• EXERCISE: Write out the whole listing exactly as it stands.

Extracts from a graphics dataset
+---+

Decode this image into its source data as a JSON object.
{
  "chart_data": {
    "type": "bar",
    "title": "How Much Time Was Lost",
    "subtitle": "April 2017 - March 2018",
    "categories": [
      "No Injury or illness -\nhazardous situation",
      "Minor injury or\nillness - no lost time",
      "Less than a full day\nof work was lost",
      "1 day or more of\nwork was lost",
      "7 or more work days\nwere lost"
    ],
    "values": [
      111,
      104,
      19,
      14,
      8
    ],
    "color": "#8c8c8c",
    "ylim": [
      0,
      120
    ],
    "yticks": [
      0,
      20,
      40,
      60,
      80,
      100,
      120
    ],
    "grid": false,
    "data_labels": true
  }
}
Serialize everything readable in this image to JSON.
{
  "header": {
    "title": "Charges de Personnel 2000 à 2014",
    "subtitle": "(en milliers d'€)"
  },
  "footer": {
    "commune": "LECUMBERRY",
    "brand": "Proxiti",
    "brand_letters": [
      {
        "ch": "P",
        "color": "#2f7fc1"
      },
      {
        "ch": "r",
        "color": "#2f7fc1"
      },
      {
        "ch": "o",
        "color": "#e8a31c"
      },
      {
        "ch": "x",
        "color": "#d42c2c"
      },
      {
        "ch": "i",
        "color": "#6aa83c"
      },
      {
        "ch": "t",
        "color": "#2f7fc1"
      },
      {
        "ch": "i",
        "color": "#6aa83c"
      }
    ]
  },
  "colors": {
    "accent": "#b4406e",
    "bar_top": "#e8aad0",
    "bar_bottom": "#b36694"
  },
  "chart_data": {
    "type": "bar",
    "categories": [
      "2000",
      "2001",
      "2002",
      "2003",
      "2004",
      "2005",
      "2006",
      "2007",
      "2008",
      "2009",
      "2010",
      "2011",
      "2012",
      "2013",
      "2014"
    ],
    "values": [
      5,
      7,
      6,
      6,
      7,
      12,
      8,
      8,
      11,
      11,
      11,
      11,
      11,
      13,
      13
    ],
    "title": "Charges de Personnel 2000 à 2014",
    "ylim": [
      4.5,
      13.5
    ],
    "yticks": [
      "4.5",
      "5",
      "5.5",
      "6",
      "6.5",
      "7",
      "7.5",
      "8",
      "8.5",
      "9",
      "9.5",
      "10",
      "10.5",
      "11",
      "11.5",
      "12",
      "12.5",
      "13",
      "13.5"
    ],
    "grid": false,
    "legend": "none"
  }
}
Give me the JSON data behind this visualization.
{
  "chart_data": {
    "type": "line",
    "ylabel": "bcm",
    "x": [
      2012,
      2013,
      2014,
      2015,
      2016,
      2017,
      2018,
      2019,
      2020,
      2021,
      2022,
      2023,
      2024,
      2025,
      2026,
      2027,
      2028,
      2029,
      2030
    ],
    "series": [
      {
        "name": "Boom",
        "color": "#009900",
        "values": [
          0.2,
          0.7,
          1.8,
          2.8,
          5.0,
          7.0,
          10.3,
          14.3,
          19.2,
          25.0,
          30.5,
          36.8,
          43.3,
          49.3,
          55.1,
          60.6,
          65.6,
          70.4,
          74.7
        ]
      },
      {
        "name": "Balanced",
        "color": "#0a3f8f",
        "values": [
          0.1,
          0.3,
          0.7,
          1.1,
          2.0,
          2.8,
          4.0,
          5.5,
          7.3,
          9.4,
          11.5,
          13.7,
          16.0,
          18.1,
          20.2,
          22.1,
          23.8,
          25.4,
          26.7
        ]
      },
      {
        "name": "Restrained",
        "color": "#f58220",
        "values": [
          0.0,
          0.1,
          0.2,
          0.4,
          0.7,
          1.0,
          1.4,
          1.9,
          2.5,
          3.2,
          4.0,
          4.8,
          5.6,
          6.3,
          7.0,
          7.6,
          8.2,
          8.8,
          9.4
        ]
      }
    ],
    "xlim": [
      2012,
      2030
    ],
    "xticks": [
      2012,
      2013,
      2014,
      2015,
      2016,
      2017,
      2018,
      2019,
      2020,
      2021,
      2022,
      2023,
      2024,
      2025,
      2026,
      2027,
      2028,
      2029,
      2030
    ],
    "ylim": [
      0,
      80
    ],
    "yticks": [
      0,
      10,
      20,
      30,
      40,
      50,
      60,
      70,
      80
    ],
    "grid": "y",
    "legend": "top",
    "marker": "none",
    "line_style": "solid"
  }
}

+---+

• WRITTEN RESPONSE:
Decode this image into its source data as a JSON object.
{
  "chart_data": {
    "type": "bar",
    "title": "How Much Time Was Lost",
    "subtitle": "April 2017 - March 2018",
    "categories": [
      "No Injury or illness -\nhazardous situation",
      "Minor injury or\nillness - no lost time",
      "Less than a full day\nof work was lost",
      "1 day or more of\nwork was lost",
      "7 or more work days\nwere lost"
    ],
    "values": [
      111,
      104,
      19,
      14,
      8
    ],
    "color": "#8c8c8c",
    "ylim": [
      0,
      120
    ],
    "yticks": [
      0,
      20,
      40,
      60,
      80,
      100,
      120
    ],
    "grid": false,
    "data_labels": true
  }
}
Serialize everything readable in this image to JSON.
{
  "header": {
    "title": "Charges de Personnel 2000 à 2014",
    "subtitle": "(en milliers d'€)"
  },
  "footer": {
    "commune": "LECUMBERRY",
    "brand": "Proxiti",
    "brand_letters": [
      {
        "ch": "P",
        "color": "#2f7fc1"
      },
      {
        "ch": "r",
        "color": "#2f7fc1"
      },
      {
        "ch": "o",
        "color": "#e8a31c"
      },
      {
        "ch": "x",
        "color": "#d42c2c"
      },
      {
        "ch": "i",
        "color": "#6aa83c"
      },
      {
        "ch": "t",
        "color": "#2f7fc1"
      },
      {
        "ch": "i",
        "color": "#6aa83c"
      }
    ]
  },
  "colors": {
    "accent": "#b4406e",
    "bar_top": "#e8aad0",
    "bar_bottom": "#b36694"
  },
  "chart_data": {
    "type": "bar",
    "categories": [
      "2000",
      "2001",
      "2002",
      "2003",
      "2004",
      "2005",
      "2006",
      "2007",
      "2008",
      "2009",
      "2010",
      "2011",
      "2012",
      "2013",
      "2014"
    ],
    "values": [
      5,
      7,
      6,
      6,
      7,
      12,
      8,
      8,
      11,
      11,
      11,
      11,
      11,
      13,
      13
    ],
    "title": "Charges de Personnel 2000 à 2014",
    "ylim": [
      4.5,
      13.5
    ],
    "yticks": [
      "4.5",
      "5",
      "5.5",
      "6",
      "6.5",
      "7",
      "7.5",
      "8",
      "8.5",
      "9",
      "9.5",
      "10",
      "10.5",
      "11",
      "11.5",
      "12",
      "12.5",
      "13",
      "13.5"
    ],
    "grid": false,
    "legend": "none"
  }
}
Give me the JSON data behind this visualization.
{
  "chart_data": {
    "type": "line",
    "ylabel": "bcm",
    "x": [
      2012,
      2013,
      2014,
      2015,
      2016,
      2017,
      2018,
      2019,
      2020,
      2021,
      2022,
      2023,
      2024,
      2025,
      2026,
      2027,
      2028,
      2029,
      2030
    ],
    "series": [
      {
        "name": "Boom",
        "color": "#009900",
        "values": [
          0.2,
          0.7,
          1.8,
          2.8,
          5.0,
          7.0,
          10.3,
          14.3,
          19.2,
          25.0,
          30.5,
          36.8,
          43.3,
          49.3,
          55.1,
          60.6,
          65.6,
          70.4,
          74.7
        ]
      },
      {
        "name": "Balanced",
        "color": "#0a3f8f",
        "values": [
          0.1,
          0.3,
          0.7,
          1.1,
          2.0,
          2.8,
          4.0,
          5.5,
          7.3,
          9.4,
          11.5,
          13.7,
          16.0,
          18.1,
          20.2,
          22.1,
          23.8,
          25.4,
          26.7
        ]
      },
      {
        "name": "Restrained",
        "color": "#f58220",
        "values": [
          0.0,
          0.1,
          0.2,
          0.4,
          0.7,
          1.0,
          1.4,
          1.9,
          2.5,
          3.2,
          4.0,
          4.8,
          5.6,
          6.3,
          7.0,
          7.6,
          8.2,
          8.8,
          9.4
        ]
      }
    ],
    "xlim": [
      2012,
      2030
    ],
    "xticks": [
      2012,
      2013,
      2014,
      2015,
      2016,
      2017,
      2018,
      2019,
      2020,
      2021,
      2022,
      2023,
      2024,
      2025,
      2026,
      2027,
      2028,
      2029,
      2030
    ],
    "ylim": [
      0,
      80
    ],
    "yticks": [
      0,
      10,
      20,
      30,
      40,
      50,
      60,
      70,
      80
    ],
    "grid": "y",
    "legend": "top",
    "marker": "none",
    "line_style": "solid"
  }
}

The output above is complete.